>> begin GIVEN RECORDS

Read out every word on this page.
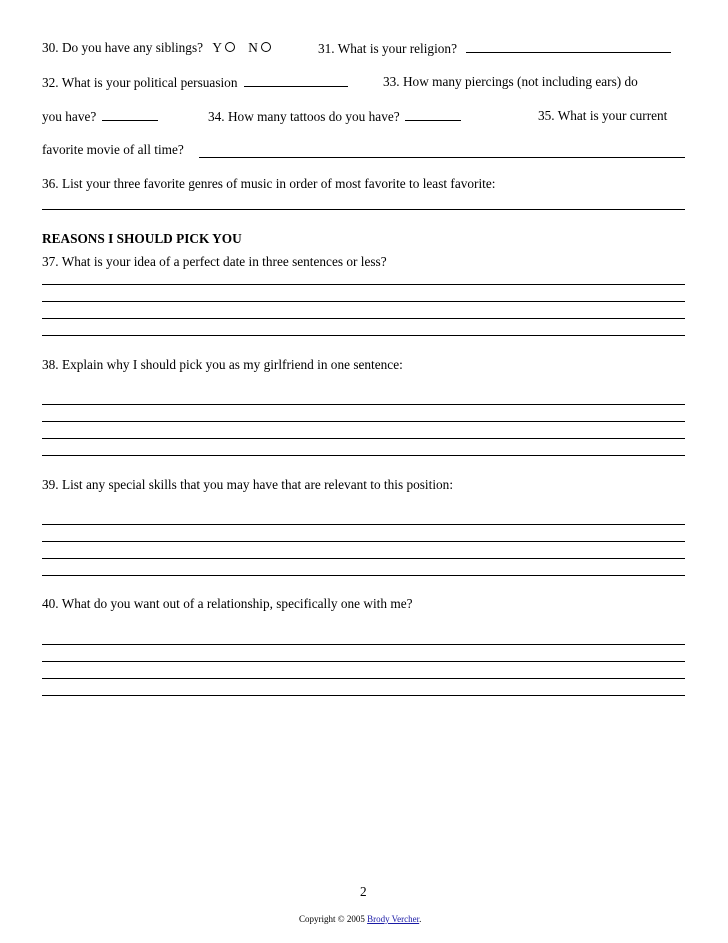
30. Do you have any siblings? Y N	31. What is your religion?
32. What is your political persuasion	33. How many piercings (not including ears) do
you have?	34. How many tattoos do you have?	35. What is your current
favorite movie of all time?
36. List your three favorite genres of music in order of most favorite to least favorite:
REASONS I SHOULD PICK YOU
37. What is your idea of a perfect date in three sentences or less?
38. Explain why I should pick you as my girlfriend in one sentence:
39. List any special skills that you may have that are relevant to this position:
40. What do you want out of a relationship, specifically one with me?
2
Copyright © 2005 Brody Vercher.
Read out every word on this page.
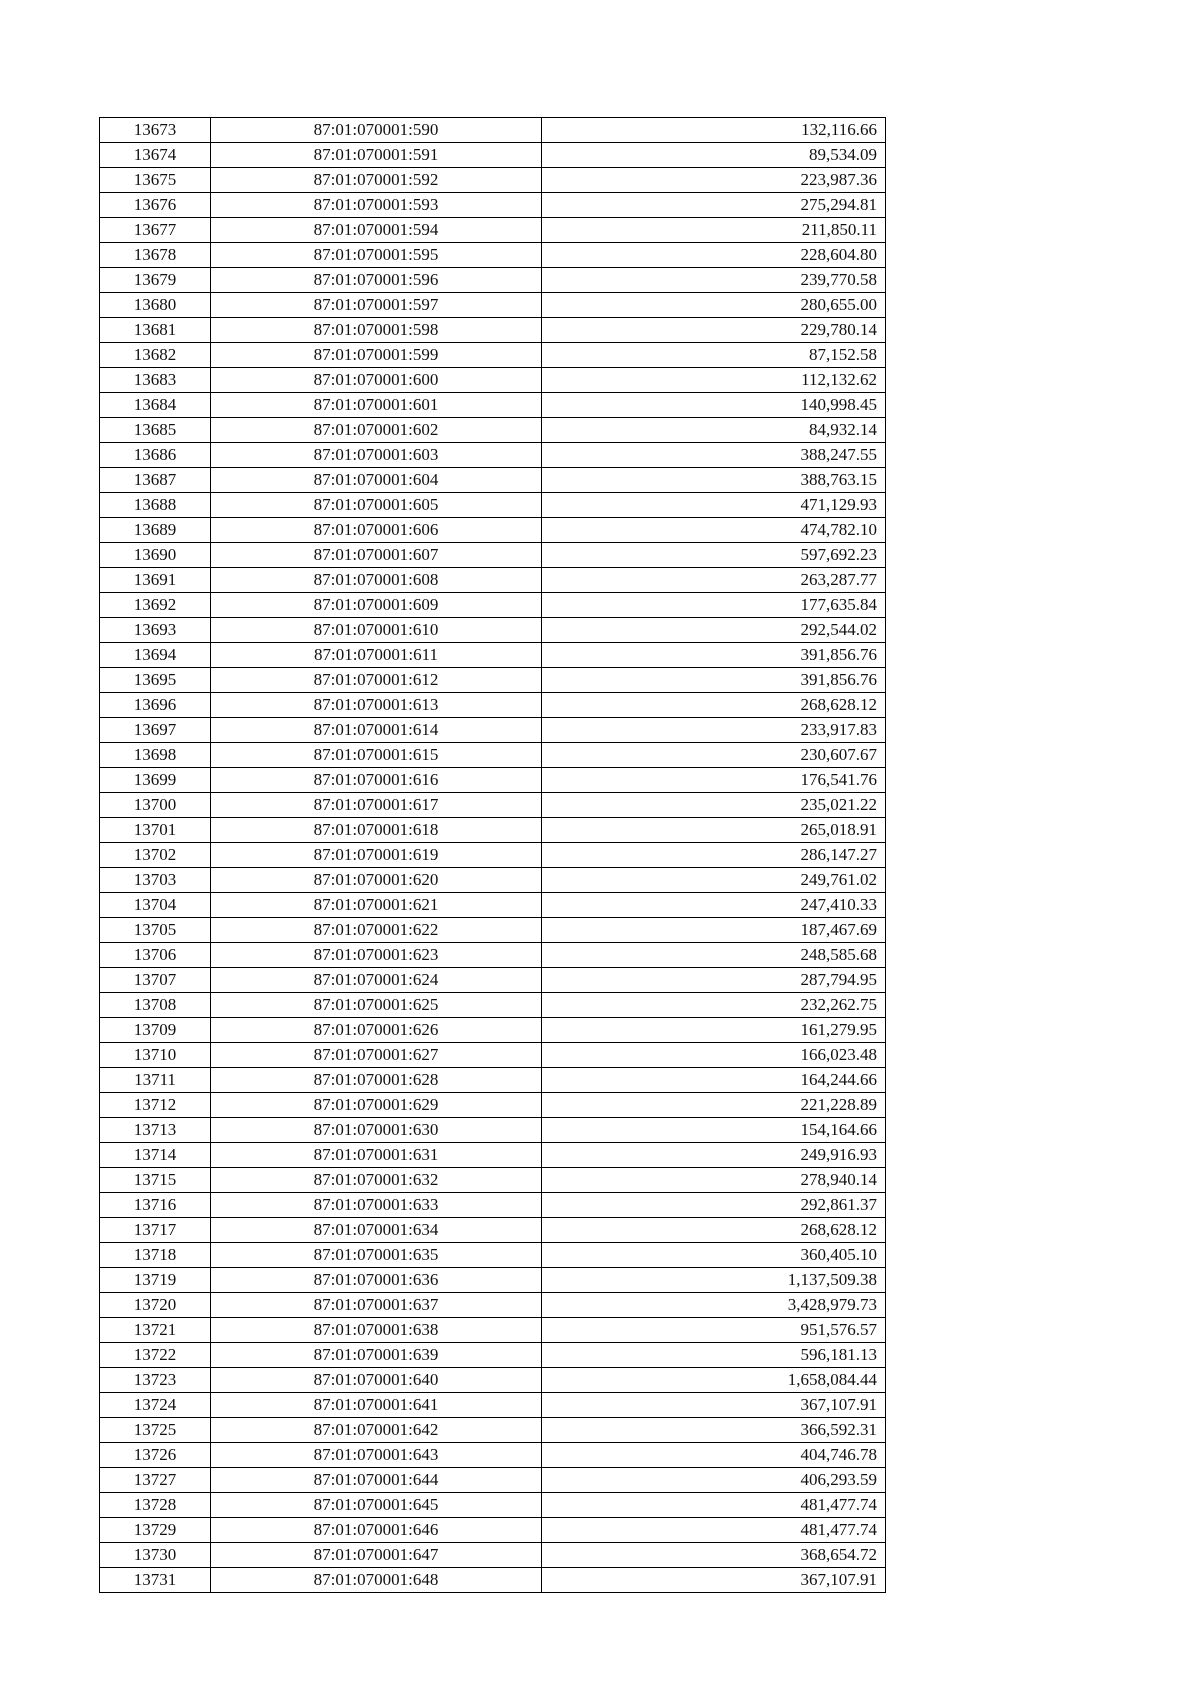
13673	87:01:070001:590	132,116.66
13674	87:01:070001:591	89,534.09
13675	87:01:070001:592	223,987.36
13676	87:01:070001:593	275,294.81
13677	87:01:070001:594	211,850.11
13678	87:01:070001:595	228,604.80
13679	87:01:070001:596	239,770.58
13680	87:01:070001:597	280,655.00
13681	87:01:070001:598	229,780.14
13682	87:01:070001:599	87,152.58
13683	87:01:070001:600	112,132.62
13684	87:01:070001:601	140,998.45
13685	87:01:070001:602	84,932.14
13686	87:01:070001:603	388,247.55
13687	87:01:070001:604	388,763.15
13688	87:01:070001:605	471,129.93
13689	87:01:070001:606	474,782.10
13690	87:01:070001:607	597,692.23
13691	87:01:070001:608	263,287.77
13692	87:01:070001:609	177,635.84
13693	87:01:070001:610	292,544.02
13694	87:01:070001:611	391,856.76
13695	87:01:070001:612	391,856.76
13696	87:01:070001:613	268,628.12
13697	87:01:070001:614	233,917.83
13698	87:01:070001:615	230,607.67
13699	87:01:070001:616	176,541.76
13700	87:01:070001:617	235,021.22
13701	87:01:070001:618	265,018.91
13702	87:01:070001:619	286,147.27
13703	87:01:070001:620	249,761.02
13704	87:01:070001:621	247,410.33
13705	87:01:070001:622	187,467.69
13706	87:01:070001:623	248,585.68
13707	87:01:070001:624	287,794.95
13708	87:01:070001:625	232,262.75
13709	87:01:070001:626	161,279.95
13710	87:01:070001:627	166,023.48
13711	87:01:070001:628	164,244.66
13712	87:01:070001:629	221,228.89
13713	87:01:070001:630	154,164.66
13714	87:01:070001:631	249,916.93
13715	87:01:070001:632	278,940.14
13716	87:01:070001:633	292,861.37
13717	87:01:070001:634	268,628.12
13718	87:01:070001:635	360,405.10
13719	87:01:070001:636	1,137,509.38
13720	87:01:070001:637	3,428,979.73
13721	87:01:070001:638	951,576.57
13722	87:01:070001:639	596,181.13
13723	87:01:070001:640	1,658,084.44
13724	87:01:070001:641	367,107.91
13725	87:01:070001:642	366,592.31
13726	87:01:070001:643	404,746.78
13727	87:01:070001:644	406,293.59
13728	87:01:070001:645	481,477.74
13729	87:01:070001:646	481,477.74
13730	87:01:070001:647	368,654.72
13731	87:01:070001:648	367,107.91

>> end GIVEN RECORDS

__TASK DIRECTIONS__. Reproduce the data word for word, excluding its pictures.

__WRITTEN SOLUTION__.
Read out every word on this page.
30. Do you have any siblings? Y N	31. What is your religion?
32. What is your political persuasion	33. How many piercings (not including ears) do
you have?	34. How many tattoos do you have?	35. What is your current
favorite movie of all time?
36. List your three favorite genres of music in order of most favorite to least favorite:
REASONS I SHOULD PICK YOU
37. What is your idea of a perfect date in three sentences or less?
38. Explain why I should pick you as my girlfriend in one sentence:
39. List any special skills that you may have that are relevant to this position:
40. What do you want out of a relationship, specifically one with me?
2
Copyright © 2005 Brody Vercher.
Read out every word on this page.
13673	87:01:070001:590	132,116.66
13674	87:01:070001:591	89,534.09
13675	87:01:070001:592	223,987.36
13676	87:01:070001:593	275,294.81
13677	87:01:070001:594	211,850.11
13678	87:01:070001:595	228,604.80
13679	87:01:070001:596	239,770.58
13680	87:01:070001:597	280,655.00
13681	87:01:070001:598	229,780.14
13682	87:01:070001:599	87,152.58
13683	87:01:070001:600	112,132.62
13684	87:01:070001:601	140,998.45
13685	87:01:070001:602	84,932.14
13686	87:01:070001:603	388,247.55
13687	87:01:070001:604	388,763.15
13688	87:01:070001:605	471,129.93
13689	87:01:070001:606	474,782.10
13690	87:01:070001:607	597,692.23
13691	87:01:070001:608	263,287.77
13692	87:01:070001:609	177,635.84
13693	87:01:070001:610	292,544.02
13694	87:01:070001:611	391,856.76
13695	87:01:070001:612	391,856.76
13696	87:01:070001:613	268,628.12
13697	87:01:070001:614	233,917.83
13698	87:01:070001:615	230,607.67
13699	87:01:070001:616	176,541.76
13700	87:01:070001:617	235,021.22
13701	87:01:070001:618	265,018.91
13702	87:01:070001:619	286,147.27
13703	87:01:070001:620	249,761.02
13704	87:01:070001:621	247,410.33
13705	87:01:070001:622	187,467.69
13706	87:01:070001:623	248,585.68
13707	87:01:070001:624	287,794.95
13708	87:01:070001:625	232,262.75
13709	87:01:070001:626	161,279.95
13710	87:01:070001:627	166,023.48
13711	87:01:070001:628	164,244.66
13712	87:01:070001:629	221,228.89
13713	87:01:070001:630	154,164.66
13714	87:01:070001:631	249,916.93
13715	87:01:070001:632	278,940.14
13716	87:01:070001:633	292,861.37
13717	87:01:070001:634	268,628.12
13718	87:01:070001:635	360,405.10
13719	87:01:070001:636	1,137,509.38
13720	87:01:070001:637	3,428,979.73
13721	87:01:070001:638	951,576.57
13722	87:01:070001:639	596,181.13
13723	87:01:070001:640	1,658,084.44
13724	87:01:070001:641	367,107.91
13725	87:01:070001:642	366,592.31
13726	87:01:070001:643	404,746.78
13727	87:01:070001:644	406,293.59
13728	87:01:070001:645	481,477.74
13729	87:01:070001:646	481,477.74
13730	87:01:070001:647	368,654.72
13731	87:01:070001:648	367,107.91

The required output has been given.